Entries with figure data
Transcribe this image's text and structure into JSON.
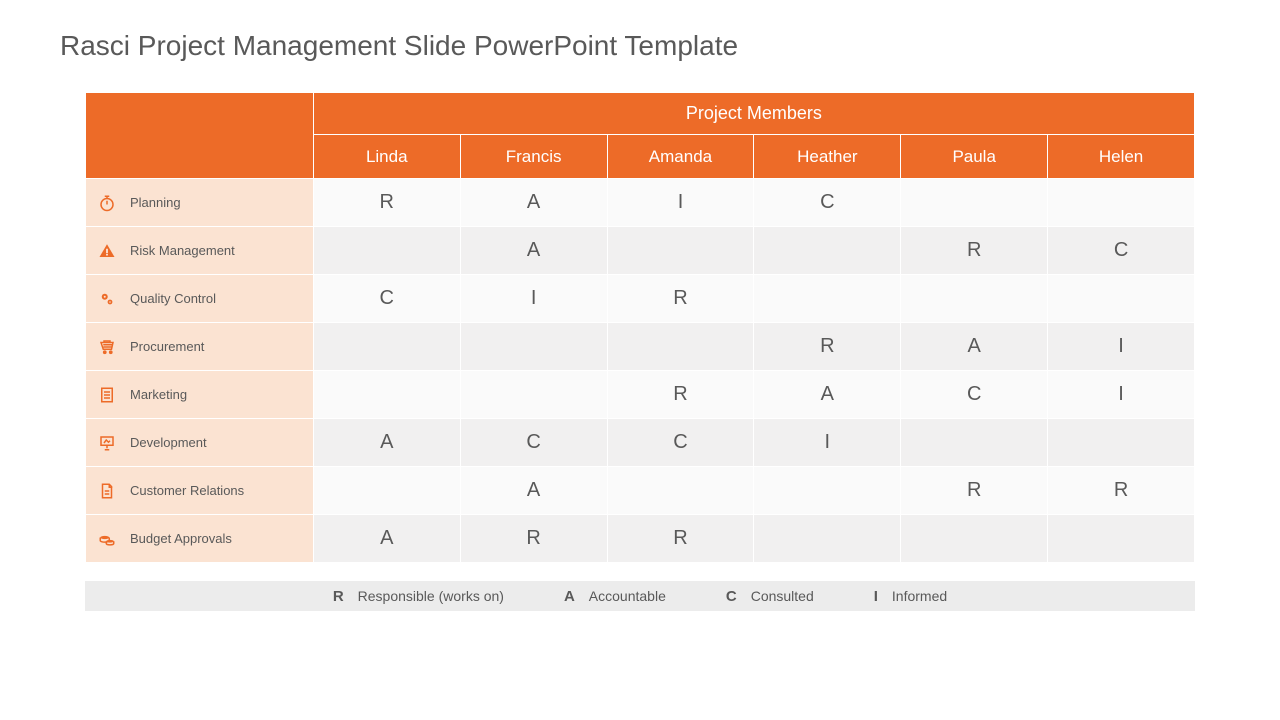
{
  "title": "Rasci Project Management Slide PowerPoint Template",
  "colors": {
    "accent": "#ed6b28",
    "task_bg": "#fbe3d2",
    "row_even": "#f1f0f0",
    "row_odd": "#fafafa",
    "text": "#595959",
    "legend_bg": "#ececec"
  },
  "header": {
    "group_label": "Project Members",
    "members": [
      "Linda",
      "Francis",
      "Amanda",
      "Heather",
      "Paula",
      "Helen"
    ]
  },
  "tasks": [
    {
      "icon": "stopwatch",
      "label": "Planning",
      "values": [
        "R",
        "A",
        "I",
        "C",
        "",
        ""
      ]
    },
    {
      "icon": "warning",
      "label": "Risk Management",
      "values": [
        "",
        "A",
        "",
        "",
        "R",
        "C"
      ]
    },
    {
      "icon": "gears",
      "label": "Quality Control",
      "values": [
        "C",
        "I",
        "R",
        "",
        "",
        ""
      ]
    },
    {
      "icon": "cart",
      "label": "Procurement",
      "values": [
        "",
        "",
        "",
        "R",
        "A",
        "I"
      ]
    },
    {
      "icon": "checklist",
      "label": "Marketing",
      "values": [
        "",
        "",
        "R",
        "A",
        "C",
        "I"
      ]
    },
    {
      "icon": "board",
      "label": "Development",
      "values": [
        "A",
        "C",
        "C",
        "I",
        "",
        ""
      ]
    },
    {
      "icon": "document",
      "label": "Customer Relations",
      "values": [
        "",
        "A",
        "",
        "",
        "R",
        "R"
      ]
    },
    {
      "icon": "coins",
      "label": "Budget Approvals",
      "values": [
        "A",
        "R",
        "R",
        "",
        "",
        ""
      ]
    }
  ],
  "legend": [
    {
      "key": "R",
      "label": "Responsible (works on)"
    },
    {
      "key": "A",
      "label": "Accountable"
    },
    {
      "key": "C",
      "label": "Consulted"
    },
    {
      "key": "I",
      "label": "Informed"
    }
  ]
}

■ The task: Give all the lines above again, character for character, without pictures.

■ Answer to this exercise:
Transcribe this image's text and structure into JSON.
{
  "title": "Rasci Project Management Slide PowerPoint Template",
  "colors": {
    "accent": "#ed6b28",
    "task_bg": "#fbe3d2",
    "row_even": "#f1f0f0",
    "row_odd": "#fafafa",
    "text": "#595959",
    "legend_bg": "#ececec"
  },
  "header": {
    "group_label": "Project Members",
    "members": [
      "Linda",
      "Francis",
      "Amanda",
      "Heather",
      "Paula",
      "Helen"
    ]
  },
  "tasks": [
    {
      "icon": "stopwatch",
      "label": "Planning",
      "values": [
        "R",
        "A",
        "I",
        "C",
        "",
        ""
      ]
    },
    {
      "icon": "warning",
      "label": "Risk Management",
      "values": [
        "",
        "A",
        "",
        "",
        "R",
        "C"
      ]
    },
    {
      "icon": "gears",
      "label": "Quality Control",
      "values": [
        "C",
        "I",
        "R",
        "",
        "",
        ""
      ]
    },
    {
      "icon": "cart",
      "label": "Procurement",
      "values": [
        "",
        "",
        "",
        "R",
        "A",
        "I"
      ]
    },
    {
      "icon": "checklist",
      "label": "Marketing",
      "values": [
        "",
        "",
        "R",
        "A",
        "C",
        "I"
      ]
    },
    {
      "icon": "board",
      "label": "Development",
      "values": [
        "A",
        "C",
        "C",
        "I",
        "",
        ""
      ]
    },
    {
      "icon": "document",
      "label": "Customer Relations",
      "values": [
        "",
        "A",
        "",
        "",
        "R",
        "R"
      ]
    },
    {
      "icon": "coins",
      "label": "Budget Approvals",
      "values": [
        "A",
        "R",
        "R",
        "",
        "",
        ""
      ]
    }
  ],
  "legend": [
    {
      "key": "R",
      "label": "Responsible (works on)"
    },
    {
      "key": "A",
      "label": "Accountable"
    },
    {
      "key": "C",
      "label": "Consulted"
    },
    {
      "key": "I",
      "label": "Informed"
    }
  ]
}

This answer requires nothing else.